### FRAGMENTO DE TEXTO
============================================================

‘Vesper’: 114 minutos de silencio por las distopías políticas

Aunque Charlie Brooker no quiera reconocerlo, la última temporada de Black Mirror ha certificado de algún modo la muerte de las distopías. En la sexta entrega de la serie de Netflix, faro durante años de cierta corriente de imaginación futurista mainstream, se ha producido un escandaloso repliegue de las posibilidades políticas de este tipo de ficciones catastrofistas. Ya es mala suerte que, tan solo un par de semanas después, llegue a los cines Vesper para rematarlas del todo.

Lo de la película, dirigida por Kristina Buozyte y Bruno Samper, no es un acto del todo consciente: más bien, un homicidio involuntario. Su mundo ambiciona emparentarse con el cine de ciencia ficción más ceñudo, el de las admoniciones, el realismo distorsionado y la crítica dura. Lo que ocurre dentro de él, en cambio, es el reverso poco inspirado de un cuento de hadas.

Presentada en Sitges y en la cita checa de Karlovy Vary, la película da un traspiés tras otro en la zanja imaginaria que divide esa falsa dicotomía: ni consigue articular discursos intelectuales del orden de los considerados canónicos por los festivales de prestigio ni es capaz de entroncar con la tradición denostada de las narraciones de género, por quedarse coja en cuanto a inventiva y worldbuilding.

Una coproducción entre Lituania, Francia y Bélgica, Vesper retrata un mundo postapocalíptico en el que la biotecnología ha acabado diezmando a la especie humana y arrasando los ecosistemas del planeta. Mientras unos pocos privilegiados se ocultan en las llamadas Ciudadelas —donde sirven los Jugs, manufacturados para ser esclavos—, el resto de supervivientes malvive entre la suciedad y el hambre.

============================================================

### DATOS PROPORCIONADOS
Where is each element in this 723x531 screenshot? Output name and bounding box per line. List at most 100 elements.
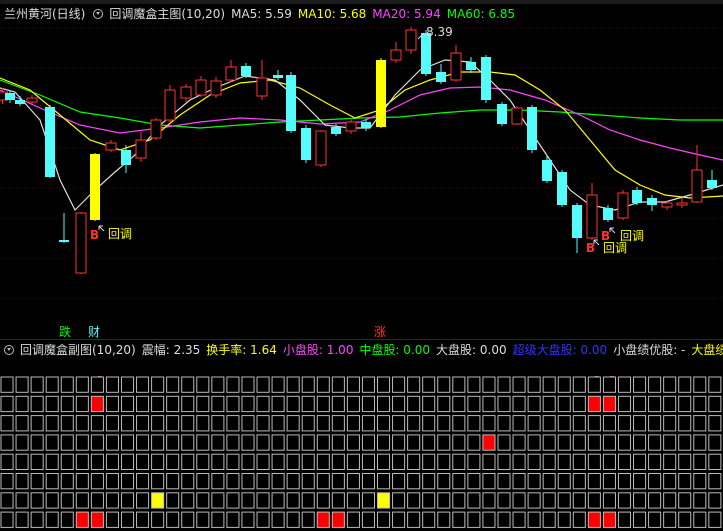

============================================================

### REQUISITOS
A. Transcribe literalmente el pasaje de la reseña sobre Vesper que va desde "Lo de la película, dirigida" hasta "inventiva y worldbuilding.".
B. ¿Qué países participan en la coproducción de Vesper, según la reseña?
C. Prosigue la reseña sobre Vesper a partir de su última oración.

### RESPUESTAS ESPERADAS
A.
Lo de la película, dirigida por Kristina Buozyte y Bruno Samper, no es un acto del todo consciente: más bien, un homicidio involuntario. Su mundo ambiciona emparentarse con el cine de ciencia ficción más ceñudo, el de las admoniciones, el realismo distorsionado y la crítica dura. Lo que ocurre dentro de él, en cambio, es el reverso poco inspirado de un cuento de hadas.

Presentada en Sitges y en la cita checa de Karlovy Vary, la película da un traspiés tras otro en la zanja imaginaria que divide esa falsa dicotomía: ni consigue articular discursos intelectuales del orden de los considerados canónicos por los festivales de prestigio ni es capaz de entroncar con la tradición denostada de las narraciones de género, por quedarse coja en cuanto a inventiva y worldbuilding.

B. Lituania, Francia y Bélgica.

C.
Vesper, una niña de 13 años, es una de esas parias. Vive con su padre, que está encamado pero se manifiesta a través de un robot volador, y pasa los días en busca de semillas que poder cultivar. Con el fin de controlar a la población marginada, las Ciudadelas han codificado genéticamente las semillas del mundo para restringir su cultivo, pero Vesper está empeñada en aprender a hackearlas. Cuando aparece en sus vidas una misteriosa chica procedente de una de las Ciudadelas, esa meta parece más cercana que nunca.

A lo largo del viaje iniciático de Vesper comparecen ecos de las leyendas europeas, los cuentos de los hermanos Grimm, la melancolía de la ciencia ficción indie y ese tono de novela young adult que no es más que una perversión de los motivos de Dickens: el niño menesteroso, los abusos de los adultos, el ascenso social en el horizonte… Hasta se repite más de lo esperable en sus escasas dos horas la palabra caridad.

Los cineastas argamasan todo eso con una concepción viscosa y terrenal de la tecnología futurista que algunos han relacionado con la obra de Cronenberg, pero que no sorprenderá a nadie que haya visto al menos un par de películas del Studio Ghibli. El estilo steampunk de la casa de animación japonesa es uno de los referentes principales del filme a la hora de imaginar retrospectivamente la utopía cuya caída en desgracia atestigua Vesper.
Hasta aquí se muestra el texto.